» Requirement
Find each line with "name" and copy it.

» Material
----------

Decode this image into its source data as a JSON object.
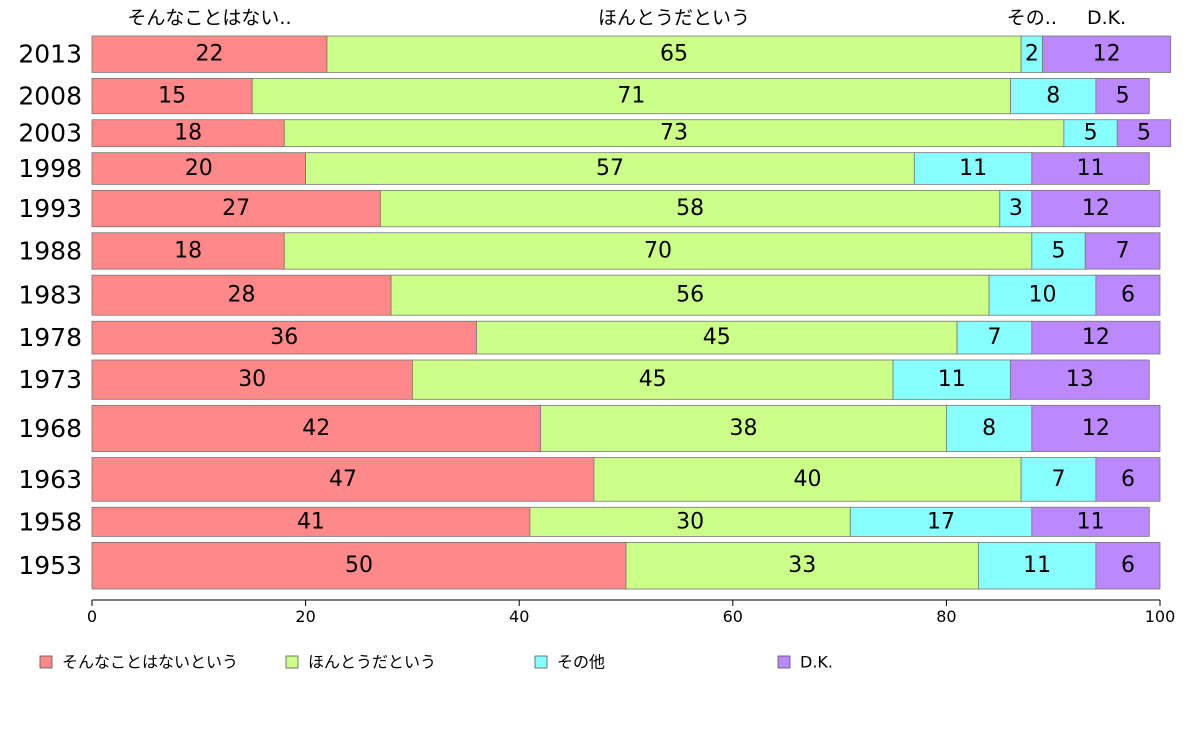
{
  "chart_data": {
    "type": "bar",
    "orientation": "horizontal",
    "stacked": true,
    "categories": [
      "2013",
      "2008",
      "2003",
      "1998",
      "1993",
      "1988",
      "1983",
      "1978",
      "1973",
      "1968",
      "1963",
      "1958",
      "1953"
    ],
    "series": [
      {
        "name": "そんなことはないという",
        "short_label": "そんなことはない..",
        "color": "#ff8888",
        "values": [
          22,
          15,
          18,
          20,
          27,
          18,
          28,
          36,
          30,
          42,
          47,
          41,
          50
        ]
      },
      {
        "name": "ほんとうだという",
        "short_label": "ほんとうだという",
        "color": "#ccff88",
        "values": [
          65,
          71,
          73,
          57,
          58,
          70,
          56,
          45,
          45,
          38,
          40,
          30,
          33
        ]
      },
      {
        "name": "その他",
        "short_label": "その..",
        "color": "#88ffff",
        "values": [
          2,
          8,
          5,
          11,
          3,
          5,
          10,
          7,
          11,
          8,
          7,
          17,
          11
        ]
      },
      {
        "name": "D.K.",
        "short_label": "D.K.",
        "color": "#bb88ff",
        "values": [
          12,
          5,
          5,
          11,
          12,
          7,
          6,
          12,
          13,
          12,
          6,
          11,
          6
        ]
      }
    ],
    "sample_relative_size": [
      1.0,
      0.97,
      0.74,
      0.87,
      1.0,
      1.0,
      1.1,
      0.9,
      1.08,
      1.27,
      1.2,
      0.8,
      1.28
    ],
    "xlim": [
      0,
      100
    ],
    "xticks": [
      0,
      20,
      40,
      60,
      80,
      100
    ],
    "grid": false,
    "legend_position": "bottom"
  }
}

----------

» Response
        "name": "そんなことはないという",
        "name": "ほんとうだという",
        "name": "その他",
        "name": "D.K.",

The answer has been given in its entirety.